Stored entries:
####################
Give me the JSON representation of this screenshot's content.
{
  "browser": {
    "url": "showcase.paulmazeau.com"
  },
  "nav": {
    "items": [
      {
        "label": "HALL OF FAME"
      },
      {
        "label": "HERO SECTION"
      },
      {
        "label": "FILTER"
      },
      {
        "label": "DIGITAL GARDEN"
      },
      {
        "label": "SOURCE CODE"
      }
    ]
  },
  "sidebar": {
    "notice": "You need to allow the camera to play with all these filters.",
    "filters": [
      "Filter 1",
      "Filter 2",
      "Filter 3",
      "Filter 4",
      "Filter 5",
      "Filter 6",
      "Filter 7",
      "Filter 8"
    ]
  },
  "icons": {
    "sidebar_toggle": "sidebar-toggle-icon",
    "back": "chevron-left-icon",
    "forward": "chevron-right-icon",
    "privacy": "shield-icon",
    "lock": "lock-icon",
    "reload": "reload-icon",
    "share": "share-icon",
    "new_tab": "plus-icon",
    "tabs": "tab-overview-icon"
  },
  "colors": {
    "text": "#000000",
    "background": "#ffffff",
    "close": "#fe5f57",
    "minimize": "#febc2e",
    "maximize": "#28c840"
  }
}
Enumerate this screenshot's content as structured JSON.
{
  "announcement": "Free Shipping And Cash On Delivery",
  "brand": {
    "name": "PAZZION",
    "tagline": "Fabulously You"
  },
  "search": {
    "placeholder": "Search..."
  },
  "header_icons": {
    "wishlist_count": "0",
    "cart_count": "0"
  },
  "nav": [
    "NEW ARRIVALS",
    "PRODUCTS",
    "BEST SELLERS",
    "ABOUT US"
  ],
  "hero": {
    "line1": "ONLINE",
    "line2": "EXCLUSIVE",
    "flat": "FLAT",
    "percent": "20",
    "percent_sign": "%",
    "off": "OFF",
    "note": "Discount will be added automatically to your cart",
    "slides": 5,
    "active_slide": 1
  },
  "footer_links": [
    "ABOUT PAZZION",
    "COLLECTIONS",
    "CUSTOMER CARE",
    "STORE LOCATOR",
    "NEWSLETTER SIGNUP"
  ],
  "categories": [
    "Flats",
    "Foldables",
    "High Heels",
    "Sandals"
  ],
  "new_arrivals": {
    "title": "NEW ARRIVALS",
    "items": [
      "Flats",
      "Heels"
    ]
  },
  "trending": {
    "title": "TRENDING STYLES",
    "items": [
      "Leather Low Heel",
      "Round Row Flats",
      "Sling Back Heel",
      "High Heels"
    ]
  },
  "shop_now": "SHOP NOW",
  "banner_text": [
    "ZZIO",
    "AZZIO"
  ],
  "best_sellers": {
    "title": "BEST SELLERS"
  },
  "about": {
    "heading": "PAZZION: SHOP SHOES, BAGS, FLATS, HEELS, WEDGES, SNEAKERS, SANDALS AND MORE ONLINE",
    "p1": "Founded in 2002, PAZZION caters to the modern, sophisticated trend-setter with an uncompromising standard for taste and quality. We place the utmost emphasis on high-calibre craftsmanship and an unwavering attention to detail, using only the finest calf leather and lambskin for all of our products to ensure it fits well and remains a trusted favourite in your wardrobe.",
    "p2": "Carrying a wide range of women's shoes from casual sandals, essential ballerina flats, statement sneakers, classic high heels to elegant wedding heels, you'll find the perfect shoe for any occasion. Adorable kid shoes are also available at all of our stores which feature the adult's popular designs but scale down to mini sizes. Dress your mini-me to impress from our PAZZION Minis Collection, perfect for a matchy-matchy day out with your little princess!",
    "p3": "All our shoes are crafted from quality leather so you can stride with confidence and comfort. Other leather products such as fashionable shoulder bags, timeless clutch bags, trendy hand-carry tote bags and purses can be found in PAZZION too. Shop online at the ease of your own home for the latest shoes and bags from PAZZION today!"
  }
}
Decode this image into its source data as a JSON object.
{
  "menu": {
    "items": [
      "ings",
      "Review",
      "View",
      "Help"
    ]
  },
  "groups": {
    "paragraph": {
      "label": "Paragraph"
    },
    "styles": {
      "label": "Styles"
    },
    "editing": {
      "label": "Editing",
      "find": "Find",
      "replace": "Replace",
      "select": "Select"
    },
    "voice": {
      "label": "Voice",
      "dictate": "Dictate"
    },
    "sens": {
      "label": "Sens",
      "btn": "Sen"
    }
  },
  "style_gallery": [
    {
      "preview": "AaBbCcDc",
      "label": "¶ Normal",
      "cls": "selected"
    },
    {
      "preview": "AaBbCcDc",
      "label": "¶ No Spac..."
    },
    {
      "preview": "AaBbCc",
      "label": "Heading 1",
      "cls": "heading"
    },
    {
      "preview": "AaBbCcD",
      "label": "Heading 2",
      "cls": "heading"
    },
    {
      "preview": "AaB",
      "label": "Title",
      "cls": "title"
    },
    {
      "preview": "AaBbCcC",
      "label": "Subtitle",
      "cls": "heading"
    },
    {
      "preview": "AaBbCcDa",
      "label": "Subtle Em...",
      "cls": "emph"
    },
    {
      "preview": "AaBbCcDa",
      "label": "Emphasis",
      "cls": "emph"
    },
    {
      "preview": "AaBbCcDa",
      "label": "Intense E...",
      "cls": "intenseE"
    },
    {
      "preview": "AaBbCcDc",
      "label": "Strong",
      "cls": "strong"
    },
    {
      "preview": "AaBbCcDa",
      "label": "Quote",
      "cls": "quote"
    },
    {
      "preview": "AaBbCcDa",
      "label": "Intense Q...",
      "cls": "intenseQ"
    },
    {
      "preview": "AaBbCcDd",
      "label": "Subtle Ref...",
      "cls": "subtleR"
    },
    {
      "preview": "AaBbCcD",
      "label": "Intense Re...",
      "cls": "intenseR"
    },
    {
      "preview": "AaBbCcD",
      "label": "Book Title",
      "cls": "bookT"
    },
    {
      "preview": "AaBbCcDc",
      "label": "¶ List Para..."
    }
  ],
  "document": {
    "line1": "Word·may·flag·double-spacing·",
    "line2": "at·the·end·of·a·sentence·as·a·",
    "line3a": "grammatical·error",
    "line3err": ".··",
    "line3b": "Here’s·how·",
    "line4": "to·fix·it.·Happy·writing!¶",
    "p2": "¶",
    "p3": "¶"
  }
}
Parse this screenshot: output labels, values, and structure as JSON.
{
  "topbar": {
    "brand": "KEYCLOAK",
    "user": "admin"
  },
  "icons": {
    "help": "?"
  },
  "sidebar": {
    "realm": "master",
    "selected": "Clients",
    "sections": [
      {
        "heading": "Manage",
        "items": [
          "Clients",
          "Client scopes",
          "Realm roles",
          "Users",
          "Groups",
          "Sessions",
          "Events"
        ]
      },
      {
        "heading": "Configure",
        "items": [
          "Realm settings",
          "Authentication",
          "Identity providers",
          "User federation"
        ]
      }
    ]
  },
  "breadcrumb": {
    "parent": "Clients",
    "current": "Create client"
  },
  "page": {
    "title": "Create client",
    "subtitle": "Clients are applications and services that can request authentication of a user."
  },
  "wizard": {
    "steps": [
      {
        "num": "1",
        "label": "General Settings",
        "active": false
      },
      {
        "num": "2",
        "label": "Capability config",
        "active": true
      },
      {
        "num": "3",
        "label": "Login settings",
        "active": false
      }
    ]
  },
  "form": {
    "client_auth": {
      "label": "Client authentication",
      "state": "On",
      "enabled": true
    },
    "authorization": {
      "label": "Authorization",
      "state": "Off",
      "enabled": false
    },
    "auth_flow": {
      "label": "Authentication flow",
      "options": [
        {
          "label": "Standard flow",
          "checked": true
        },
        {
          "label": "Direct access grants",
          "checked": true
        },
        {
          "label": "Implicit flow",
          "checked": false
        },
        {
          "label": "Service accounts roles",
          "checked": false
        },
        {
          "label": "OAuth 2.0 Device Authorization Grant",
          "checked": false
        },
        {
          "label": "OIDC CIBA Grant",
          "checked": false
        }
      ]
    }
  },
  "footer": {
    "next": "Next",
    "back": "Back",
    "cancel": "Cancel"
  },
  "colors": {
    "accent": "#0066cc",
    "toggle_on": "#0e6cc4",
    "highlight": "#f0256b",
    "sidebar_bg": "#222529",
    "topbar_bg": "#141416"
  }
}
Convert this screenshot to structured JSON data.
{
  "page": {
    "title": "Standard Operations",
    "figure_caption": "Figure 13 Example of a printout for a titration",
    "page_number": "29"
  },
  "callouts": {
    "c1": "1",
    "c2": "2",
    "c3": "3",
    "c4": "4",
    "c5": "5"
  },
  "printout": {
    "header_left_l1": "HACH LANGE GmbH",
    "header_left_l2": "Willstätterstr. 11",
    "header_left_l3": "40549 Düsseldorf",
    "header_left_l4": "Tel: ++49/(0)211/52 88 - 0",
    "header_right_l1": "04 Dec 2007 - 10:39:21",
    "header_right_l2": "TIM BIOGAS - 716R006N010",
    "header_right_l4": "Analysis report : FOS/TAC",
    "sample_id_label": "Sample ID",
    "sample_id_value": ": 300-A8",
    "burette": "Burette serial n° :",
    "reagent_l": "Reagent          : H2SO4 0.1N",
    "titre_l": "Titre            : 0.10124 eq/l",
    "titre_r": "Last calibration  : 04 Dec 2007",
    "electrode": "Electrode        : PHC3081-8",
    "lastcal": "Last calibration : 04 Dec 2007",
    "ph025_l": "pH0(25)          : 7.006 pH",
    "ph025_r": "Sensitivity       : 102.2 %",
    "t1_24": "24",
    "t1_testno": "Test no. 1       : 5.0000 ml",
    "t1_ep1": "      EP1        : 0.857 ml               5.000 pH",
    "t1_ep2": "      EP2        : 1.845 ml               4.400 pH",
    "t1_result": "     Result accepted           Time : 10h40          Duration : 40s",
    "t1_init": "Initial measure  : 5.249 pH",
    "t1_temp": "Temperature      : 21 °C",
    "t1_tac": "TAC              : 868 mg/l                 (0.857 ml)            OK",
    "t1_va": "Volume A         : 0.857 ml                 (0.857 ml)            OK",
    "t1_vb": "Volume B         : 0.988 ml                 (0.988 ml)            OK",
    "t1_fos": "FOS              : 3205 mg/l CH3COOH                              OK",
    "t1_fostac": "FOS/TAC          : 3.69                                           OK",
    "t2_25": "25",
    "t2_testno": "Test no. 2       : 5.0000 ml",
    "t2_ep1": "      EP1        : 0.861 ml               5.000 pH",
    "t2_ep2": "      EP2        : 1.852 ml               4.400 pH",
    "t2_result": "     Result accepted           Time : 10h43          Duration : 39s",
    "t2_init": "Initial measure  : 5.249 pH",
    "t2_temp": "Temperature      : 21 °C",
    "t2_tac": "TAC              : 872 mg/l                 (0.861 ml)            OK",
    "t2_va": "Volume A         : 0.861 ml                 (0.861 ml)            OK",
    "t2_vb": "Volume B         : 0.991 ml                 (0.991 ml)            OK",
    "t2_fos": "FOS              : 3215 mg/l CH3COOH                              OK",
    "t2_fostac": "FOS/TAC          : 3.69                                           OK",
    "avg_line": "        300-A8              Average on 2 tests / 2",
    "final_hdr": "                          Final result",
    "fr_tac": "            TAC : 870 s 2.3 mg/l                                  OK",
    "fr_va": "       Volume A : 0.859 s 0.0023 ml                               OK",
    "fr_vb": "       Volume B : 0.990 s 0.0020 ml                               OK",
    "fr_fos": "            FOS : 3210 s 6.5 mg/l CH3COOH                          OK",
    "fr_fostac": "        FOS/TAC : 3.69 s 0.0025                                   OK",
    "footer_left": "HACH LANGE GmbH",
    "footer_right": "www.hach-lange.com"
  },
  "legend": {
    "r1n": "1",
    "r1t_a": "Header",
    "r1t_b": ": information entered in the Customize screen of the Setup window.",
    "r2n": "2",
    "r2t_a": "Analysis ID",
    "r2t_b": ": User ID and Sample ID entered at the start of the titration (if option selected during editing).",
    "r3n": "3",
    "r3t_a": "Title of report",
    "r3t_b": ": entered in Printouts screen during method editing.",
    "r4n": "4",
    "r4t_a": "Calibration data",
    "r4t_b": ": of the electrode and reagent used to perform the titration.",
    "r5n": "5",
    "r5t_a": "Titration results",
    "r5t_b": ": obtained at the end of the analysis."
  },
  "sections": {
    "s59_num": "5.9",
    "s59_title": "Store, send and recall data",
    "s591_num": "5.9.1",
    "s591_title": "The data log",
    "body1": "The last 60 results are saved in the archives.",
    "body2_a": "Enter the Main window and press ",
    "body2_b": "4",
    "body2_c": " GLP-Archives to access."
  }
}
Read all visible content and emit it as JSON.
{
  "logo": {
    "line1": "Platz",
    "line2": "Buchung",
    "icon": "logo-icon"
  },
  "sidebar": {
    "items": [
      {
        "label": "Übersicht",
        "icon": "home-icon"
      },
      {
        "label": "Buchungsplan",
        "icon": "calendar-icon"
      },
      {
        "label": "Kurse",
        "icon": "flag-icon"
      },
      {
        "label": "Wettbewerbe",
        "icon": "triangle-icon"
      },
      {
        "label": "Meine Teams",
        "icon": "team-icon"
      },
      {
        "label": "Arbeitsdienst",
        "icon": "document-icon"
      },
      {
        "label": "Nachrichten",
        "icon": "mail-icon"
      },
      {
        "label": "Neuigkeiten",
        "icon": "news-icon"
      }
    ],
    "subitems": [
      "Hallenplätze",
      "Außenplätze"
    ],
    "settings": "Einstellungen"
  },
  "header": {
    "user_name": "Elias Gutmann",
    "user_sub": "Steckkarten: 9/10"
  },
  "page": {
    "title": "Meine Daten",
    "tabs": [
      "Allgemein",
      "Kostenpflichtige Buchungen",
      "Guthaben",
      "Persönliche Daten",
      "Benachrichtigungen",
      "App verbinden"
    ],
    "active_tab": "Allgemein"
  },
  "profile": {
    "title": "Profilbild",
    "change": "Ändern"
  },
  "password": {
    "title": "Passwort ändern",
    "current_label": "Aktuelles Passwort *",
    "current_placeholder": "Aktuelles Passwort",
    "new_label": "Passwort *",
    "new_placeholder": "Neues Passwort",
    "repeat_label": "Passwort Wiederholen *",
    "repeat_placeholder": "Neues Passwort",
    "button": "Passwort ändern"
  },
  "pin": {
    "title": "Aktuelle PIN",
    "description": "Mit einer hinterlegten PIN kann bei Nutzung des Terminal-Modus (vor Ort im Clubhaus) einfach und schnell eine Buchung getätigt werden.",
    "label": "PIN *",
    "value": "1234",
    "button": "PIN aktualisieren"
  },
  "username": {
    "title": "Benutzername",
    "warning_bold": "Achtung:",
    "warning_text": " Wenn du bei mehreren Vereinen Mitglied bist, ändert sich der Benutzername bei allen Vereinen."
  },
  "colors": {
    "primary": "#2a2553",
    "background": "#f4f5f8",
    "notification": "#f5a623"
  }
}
####################
In the listing above, how many lines include the word "Meine"? Answer with the number and nothing more.

2